» **What is expected**
Report how many lines below contain the word "Frequency". Give only the number.

Stored data
● ● ●
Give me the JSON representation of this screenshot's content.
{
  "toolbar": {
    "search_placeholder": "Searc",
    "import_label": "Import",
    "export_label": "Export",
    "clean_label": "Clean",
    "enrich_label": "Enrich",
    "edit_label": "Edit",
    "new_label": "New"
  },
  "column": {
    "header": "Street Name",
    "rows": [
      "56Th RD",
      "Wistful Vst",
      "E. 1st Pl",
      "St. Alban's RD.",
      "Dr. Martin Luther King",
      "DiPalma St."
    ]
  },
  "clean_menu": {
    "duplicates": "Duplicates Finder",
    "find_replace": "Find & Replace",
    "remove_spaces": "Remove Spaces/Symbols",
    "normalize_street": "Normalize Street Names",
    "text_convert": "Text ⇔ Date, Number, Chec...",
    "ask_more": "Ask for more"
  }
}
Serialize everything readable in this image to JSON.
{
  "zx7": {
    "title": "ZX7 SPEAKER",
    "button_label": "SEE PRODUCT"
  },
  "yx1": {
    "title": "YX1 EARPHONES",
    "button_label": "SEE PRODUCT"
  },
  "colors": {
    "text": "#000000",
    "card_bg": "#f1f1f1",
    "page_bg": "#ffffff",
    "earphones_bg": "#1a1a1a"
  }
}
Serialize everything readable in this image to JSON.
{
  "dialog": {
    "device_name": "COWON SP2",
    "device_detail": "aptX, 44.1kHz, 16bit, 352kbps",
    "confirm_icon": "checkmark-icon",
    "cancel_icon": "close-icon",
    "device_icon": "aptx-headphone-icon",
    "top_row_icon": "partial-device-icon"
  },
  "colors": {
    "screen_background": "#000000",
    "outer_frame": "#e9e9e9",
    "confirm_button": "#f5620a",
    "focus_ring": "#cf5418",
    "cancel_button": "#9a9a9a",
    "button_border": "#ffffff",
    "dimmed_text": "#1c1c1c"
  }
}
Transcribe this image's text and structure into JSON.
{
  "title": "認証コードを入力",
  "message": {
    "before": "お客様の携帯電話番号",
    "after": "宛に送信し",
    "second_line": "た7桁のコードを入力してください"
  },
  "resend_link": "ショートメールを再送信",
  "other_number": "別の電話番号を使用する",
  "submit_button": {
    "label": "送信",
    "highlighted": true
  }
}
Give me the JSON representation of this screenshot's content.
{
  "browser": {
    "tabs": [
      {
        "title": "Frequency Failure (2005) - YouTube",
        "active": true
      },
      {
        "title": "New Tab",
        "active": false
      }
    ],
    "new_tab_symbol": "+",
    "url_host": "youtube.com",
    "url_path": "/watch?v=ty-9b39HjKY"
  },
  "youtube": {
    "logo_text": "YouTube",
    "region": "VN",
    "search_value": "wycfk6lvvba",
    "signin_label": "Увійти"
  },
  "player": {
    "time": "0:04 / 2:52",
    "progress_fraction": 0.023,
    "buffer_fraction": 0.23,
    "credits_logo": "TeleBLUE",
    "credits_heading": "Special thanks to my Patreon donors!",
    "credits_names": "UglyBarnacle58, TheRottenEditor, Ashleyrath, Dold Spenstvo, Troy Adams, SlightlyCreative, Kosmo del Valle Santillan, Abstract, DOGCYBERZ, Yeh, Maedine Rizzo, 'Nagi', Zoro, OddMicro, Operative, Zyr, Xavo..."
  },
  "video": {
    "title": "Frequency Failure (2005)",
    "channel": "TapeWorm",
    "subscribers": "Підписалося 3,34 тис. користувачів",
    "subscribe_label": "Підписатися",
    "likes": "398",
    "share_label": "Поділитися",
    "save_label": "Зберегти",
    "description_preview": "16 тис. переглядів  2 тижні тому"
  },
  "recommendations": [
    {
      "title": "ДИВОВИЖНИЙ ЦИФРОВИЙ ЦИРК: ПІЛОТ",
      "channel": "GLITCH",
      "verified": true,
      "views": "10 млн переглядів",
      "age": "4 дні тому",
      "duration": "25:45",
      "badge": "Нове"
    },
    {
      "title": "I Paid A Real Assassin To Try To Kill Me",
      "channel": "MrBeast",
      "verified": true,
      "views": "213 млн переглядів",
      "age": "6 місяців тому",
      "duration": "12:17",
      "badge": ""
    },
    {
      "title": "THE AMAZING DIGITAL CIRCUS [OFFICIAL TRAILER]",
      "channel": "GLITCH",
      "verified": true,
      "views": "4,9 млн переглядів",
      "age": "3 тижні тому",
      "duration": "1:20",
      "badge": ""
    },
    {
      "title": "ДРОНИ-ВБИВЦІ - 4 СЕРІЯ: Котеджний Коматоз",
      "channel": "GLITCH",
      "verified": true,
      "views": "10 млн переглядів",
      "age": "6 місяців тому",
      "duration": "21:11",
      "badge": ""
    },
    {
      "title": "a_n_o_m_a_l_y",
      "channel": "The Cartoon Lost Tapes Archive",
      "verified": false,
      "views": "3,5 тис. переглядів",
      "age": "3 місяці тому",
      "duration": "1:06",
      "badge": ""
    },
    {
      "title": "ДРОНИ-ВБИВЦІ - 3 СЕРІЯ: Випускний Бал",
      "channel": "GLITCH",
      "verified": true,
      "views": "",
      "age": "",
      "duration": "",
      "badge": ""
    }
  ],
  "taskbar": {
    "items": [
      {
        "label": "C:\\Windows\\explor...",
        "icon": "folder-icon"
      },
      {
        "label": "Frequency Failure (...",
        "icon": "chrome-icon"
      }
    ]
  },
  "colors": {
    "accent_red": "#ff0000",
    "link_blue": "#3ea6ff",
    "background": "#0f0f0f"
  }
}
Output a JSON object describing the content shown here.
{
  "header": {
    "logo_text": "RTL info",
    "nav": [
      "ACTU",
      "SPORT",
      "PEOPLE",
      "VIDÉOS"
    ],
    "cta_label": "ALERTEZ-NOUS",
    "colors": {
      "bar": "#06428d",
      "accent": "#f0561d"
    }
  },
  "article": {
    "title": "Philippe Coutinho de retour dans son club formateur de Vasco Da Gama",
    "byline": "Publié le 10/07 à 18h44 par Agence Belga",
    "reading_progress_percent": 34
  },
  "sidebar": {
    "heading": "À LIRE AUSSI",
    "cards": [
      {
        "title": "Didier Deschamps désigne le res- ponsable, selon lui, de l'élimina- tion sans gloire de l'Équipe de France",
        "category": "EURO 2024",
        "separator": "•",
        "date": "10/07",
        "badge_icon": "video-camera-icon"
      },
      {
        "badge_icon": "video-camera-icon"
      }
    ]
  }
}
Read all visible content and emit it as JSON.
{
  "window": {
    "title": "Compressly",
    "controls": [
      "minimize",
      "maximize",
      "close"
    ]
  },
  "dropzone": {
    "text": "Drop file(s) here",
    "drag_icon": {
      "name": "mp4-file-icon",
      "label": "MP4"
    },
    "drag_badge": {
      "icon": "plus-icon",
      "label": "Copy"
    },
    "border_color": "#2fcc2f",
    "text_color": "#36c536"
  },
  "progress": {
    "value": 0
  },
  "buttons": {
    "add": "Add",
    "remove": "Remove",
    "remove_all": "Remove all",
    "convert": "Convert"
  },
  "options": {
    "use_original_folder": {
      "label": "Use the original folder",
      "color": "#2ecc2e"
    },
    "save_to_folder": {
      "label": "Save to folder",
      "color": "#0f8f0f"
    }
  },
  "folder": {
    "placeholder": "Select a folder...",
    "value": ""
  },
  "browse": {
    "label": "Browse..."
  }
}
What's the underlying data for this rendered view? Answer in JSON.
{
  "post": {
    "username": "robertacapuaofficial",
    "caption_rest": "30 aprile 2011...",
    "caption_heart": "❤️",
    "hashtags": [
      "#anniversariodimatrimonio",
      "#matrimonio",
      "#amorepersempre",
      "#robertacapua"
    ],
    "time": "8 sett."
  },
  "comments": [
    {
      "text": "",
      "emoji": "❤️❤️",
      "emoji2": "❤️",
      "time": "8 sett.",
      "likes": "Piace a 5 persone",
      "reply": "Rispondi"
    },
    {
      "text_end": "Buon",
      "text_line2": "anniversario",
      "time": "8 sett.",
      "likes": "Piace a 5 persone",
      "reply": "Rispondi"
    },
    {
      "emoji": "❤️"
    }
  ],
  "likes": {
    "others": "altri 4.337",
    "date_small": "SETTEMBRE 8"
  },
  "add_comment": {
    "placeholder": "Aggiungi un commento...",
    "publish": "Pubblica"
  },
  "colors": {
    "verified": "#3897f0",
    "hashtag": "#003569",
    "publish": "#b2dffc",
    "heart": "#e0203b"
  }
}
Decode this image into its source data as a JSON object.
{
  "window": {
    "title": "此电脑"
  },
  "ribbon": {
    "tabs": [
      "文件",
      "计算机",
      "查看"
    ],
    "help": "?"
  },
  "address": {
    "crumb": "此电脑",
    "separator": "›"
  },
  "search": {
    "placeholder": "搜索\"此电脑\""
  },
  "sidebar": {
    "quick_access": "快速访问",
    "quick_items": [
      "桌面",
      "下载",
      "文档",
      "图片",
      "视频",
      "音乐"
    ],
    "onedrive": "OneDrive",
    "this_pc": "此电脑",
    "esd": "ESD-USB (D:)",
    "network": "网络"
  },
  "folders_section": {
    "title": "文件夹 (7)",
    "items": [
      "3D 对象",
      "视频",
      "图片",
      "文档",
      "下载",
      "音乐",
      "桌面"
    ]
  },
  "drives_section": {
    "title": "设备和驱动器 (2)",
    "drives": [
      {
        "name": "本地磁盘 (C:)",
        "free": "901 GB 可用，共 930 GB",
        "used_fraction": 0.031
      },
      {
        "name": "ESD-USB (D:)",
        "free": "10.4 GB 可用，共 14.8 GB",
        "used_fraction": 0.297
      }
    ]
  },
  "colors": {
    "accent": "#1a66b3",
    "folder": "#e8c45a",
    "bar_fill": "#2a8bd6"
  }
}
● ● ●
» **Solution for this problem**
3